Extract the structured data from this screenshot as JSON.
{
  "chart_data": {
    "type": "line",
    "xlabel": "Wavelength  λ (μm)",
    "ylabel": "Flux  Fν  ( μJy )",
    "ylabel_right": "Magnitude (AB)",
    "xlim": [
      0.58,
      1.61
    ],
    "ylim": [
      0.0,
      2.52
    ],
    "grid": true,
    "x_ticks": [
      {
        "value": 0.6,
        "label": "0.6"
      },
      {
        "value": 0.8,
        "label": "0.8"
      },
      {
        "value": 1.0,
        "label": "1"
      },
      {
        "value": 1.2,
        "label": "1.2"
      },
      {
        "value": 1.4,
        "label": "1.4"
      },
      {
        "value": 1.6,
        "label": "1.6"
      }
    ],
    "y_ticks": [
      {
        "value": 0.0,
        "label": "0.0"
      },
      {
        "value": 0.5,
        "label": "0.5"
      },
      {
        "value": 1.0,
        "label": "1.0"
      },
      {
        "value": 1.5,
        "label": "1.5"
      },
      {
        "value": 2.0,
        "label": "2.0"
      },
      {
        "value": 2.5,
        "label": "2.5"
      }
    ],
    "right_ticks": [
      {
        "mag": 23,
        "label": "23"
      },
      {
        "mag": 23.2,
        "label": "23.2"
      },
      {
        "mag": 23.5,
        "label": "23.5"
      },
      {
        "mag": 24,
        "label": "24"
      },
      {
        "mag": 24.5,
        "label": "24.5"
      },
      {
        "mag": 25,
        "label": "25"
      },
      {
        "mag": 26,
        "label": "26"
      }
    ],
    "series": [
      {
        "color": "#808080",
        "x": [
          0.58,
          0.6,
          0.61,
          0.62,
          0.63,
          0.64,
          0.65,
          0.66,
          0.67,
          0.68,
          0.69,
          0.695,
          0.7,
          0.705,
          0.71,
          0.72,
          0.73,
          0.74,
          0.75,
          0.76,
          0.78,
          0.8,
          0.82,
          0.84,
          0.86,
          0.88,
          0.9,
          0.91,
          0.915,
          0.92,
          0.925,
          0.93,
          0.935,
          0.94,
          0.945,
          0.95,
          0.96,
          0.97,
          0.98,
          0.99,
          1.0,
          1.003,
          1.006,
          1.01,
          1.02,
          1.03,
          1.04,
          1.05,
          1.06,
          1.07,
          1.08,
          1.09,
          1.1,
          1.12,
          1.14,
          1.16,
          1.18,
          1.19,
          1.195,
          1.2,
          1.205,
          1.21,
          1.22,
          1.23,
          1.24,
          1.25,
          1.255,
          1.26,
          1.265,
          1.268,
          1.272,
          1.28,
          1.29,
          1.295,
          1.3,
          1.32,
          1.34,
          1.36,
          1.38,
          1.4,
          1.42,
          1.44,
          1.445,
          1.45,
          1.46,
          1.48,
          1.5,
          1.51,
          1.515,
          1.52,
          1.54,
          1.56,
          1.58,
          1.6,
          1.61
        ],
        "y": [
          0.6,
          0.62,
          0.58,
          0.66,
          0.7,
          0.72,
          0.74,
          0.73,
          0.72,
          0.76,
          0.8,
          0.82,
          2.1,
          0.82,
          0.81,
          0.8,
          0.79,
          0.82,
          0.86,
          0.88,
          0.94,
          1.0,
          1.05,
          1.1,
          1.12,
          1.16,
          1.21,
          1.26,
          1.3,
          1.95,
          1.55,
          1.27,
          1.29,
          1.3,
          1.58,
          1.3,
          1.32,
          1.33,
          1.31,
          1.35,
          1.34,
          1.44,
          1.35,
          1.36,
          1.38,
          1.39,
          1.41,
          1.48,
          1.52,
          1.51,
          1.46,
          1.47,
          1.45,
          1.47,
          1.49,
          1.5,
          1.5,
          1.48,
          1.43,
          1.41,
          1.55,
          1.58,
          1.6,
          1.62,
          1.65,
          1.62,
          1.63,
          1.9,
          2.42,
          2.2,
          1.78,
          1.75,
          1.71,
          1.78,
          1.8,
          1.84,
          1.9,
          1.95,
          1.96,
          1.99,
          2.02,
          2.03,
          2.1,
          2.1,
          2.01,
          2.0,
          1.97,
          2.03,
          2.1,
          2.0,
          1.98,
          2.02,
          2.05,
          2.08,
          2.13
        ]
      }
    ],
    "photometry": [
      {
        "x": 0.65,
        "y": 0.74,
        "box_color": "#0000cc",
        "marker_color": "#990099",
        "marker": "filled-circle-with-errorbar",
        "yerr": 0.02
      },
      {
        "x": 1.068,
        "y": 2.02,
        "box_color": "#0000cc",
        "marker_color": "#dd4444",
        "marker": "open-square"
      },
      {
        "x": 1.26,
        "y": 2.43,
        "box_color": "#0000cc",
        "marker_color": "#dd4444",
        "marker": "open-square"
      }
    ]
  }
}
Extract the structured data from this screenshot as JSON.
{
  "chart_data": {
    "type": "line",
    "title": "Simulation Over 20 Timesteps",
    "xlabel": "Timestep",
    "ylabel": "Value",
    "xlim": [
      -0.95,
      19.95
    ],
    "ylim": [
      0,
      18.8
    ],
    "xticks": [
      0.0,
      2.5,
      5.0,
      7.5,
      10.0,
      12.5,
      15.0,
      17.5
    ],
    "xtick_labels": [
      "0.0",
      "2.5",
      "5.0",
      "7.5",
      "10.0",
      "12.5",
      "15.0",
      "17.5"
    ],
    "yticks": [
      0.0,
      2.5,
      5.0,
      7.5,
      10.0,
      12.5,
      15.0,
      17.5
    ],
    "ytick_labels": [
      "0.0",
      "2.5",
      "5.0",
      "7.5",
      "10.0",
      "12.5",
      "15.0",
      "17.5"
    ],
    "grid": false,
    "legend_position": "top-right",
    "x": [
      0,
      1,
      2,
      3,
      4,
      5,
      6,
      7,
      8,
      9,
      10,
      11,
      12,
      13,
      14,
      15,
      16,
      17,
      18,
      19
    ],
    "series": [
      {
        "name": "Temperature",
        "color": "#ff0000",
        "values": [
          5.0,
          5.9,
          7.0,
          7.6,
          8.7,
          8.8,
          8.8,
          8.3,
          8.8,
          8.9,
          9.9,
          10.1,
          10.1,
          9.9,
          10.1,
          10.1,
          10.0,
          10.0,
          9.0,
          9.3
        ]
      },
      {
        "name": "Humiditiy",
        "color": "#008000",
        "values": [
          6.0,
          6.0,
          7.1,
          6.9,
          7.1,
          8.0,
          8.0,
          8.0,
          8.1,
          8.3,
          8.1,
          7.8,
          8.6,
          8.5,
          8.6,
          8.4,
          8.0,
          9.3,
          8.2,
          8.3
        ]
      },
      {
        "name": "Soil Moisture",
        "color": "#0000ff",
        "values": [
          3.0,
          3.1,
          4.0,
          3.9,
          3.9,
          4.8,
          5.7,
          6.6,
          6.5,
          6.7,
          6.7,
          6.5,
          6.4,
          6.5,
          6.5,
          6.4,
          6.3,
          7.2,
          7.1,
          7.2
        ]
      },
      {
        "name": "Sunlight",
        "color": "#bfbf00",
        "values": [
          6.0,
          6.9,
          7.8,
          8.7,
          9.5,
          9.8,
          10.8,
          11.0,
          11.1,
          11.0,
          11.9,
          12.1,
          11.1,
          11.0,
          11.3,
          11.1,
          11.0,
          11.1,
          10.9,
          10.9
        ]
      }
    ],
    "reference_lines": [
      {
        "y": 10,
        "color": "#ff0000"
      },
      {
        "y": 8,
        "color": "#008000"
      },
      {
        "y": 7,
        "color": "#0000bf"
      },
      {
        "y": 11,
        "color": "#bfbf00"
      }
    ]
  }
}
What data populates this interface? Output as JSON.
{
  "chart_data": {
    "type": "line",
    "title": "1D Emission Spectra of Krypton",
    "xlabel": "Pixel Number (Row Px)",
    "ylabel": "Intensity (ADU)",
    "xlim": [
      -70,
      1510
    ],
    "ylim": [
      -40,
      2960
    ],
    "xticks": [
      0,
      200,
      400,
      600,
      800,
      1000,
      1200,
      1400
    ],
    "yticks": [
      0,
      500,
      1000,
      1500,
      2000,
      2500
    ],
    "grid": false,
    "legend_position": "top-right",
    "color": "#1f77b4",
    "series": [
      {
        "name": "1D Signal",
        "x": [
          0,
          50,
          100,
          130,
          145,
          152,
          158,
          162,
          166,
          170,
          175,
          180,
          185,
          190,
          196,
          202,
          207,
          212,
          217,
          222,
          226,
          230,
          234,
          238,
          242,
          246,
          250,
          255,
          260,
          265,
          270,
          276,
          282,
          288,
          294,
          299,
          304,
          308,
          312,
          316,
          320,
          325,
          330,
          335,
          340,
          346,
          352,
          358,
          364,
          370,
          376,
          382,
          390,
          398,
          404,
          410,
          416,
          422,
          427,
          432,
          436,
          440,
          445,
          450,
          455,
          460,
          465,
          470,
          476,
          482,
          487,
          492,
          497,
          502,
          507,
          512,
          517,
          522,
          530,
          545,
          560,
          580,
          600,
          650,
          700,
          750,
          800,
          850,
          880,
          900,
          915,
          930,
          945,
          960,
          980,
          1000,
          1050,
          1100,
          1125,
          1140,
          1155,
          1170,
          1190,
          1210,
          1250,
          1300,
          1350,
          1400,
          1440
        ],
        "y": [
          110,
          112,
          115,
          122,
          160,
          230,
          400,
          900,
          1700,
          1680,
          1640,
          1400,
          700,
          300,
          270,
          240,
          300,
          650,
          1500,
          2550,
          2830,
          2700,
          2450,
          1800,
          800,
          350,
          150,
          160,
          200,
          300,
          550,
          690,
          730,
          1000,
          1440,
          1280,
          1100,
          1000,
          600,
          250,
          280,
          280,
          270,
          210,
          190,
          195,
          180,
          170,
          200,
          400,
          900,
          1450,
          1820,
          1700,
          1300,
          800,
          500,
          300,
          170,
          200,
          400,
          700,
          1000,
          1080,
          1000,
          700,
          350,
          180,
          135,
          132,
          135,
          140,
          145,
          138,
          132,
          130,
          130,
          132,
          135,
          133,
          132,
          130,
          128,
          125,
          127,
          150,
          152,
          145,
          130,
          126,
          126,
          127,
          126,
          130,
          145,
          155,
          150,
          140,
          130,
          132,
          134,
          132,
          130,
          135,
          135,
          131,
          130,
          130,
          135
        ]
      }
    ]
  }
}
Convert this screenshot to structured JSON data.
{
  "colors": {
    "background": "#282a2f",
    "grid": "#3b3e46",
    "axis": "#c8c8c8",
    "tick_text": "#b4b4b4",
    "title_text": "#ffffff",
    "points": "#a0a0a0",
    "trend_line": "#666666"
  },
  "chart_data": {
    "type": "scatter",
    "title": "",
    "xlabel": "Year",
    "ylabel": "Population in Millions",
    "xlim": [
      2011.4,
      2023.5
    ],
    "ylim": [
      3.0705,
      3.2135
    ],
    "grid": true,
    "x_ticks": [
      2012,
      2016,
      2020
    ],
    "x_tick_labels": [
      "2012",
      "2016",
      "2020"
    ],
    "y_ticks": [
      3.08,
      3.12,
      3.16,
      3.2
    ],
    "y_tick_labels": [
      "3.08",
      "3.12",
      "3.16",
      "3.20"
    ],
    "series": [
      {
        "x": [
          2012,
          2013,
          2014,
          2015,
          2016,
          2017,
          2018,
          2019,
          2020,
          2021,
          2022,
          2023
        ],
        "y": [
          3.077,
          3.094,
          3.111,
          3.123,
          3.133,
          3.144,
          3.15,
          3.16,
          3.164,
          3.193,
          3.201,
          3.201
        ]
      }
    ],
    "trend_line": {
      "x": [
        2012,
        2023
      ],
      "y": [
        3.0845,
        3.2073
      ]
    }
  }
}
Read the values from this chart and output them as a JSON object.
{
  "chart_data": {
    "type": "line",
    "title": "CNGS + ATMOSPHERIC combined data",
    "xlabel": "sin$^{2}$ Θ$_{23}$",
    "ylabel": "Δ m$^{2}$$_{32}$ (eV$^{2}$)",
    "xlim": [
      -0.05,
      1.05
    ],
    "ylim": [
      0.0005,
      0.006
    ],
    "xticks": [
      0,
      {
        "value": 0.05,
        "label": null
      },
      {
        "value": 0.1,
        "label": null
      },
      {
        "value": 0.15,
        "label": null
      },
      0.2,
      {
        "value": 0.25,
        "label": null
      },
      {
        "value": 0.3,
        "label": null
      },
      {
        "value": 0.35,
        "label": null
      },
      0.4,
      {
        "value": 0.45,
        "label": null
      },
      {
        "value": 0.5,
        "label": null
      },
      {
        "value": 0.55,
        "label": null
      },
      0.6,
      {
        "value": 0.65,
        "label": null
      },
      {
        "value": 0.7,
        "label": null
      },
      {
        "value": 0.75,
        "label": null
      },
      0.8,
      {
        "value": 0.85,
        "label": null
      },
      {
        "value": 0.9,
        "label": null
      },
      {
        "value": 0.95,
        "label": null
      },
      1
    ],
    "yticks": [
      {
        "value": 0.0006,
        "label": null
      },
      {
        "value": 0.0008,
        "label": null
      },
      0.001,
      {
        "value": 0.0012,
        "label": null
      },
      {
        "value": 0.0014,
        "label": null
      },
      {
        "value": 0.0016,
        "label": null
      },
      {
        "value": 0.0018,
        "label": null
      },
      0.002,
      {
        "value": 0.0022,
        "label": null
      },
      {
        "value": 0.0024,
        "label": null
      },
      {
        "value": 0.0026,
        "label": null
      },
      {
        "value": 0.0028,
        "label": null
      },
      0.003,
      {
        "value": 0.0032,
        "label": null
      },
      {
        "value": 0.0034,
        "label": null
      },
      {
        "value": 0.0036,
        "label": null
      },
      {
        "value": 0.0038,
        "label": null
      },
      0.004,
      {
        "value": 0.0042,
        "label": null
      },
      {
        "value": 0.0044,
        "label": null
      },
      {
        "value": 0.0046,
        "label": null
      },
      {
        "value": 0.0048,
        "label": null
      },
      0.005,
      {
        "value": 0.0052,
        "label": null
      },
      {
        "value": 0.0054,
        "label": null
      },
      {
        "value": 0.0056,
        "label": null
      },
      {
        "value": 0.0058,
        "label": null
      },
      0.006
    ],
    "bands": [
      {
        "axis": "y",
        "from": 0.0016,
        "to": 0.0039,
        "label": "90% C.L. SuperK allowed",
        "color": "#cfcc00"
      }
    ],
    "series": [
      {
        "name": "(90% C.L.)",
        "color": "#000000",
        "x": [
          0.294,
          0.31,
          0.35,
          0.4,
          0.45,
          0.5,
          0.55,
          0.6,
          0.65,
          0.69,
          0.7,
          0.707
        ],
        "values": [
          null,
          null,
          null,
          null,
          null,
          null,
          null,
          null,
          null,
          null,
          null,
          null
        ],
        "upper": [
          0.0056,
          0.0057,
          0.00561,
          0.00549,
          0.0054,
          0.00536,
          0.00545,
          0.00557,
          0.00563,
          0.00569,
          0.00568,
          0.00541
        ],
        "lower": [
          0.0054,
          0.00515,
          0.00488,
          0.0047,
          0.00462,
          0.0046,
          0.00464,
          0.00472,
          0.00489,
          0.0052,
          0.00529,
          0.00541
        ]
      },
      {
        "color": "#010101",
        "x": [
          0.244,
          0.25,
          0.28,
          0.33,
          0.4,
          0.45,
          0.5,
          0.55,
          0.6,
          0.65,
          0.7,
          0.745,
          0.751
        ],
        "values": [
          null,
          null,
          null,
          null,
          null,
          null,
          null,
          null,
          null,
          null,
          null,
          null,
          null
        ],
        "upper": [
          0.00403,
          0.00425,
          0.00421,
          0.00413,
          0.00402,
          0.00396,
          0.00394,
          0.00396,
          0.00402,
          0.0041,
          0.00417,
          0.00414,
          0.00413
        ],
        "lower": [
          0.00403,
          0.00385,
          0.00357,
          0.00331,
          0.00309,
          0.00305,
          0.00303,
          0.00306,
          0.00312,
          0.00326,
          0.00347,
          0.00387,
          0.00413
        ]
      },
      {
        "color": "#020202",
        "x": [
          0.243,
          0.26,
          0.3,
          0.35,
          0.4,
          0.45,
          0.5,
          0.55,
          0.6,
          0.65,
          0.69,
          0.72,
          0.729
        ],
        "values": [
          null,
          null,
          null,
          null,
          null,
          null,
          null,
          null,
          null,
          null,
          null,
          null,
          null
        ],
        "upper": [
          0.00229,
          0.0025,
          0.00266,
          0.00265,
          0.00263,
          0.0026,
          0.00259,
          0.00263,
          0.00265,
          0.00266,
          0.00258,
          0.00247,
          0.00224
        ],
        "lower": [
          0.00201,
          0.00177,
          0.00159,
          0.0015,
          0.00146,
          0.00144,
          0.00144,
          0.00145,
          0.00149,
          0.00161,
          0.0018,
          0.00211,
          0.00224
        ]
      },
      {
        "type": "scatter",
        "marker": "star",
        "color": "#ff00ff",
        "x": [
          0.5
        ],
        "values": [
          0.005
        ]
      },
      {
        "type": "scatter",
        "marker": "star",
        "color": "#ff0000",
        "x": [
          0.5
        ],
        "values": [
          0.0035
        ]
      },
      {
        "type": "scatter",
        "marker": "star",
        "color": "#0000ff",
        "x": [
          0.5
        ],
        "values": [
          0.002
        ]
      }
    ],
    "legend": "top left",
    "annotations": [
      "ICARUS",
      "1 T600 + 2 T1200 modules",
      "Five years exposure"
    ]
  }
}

**SET PROBLEM**
From the listing above, copy all lines holding the word "this".

**EXPECTED ANSWER**
Extract the structured data from this screenshot as JSON.
Extract the structured data from this screenshot as JSON.
What data populates this interface? Output as JSON.
Convert this screenshot to structured JSON data.
Read the values from this chart and output them as a JSON object.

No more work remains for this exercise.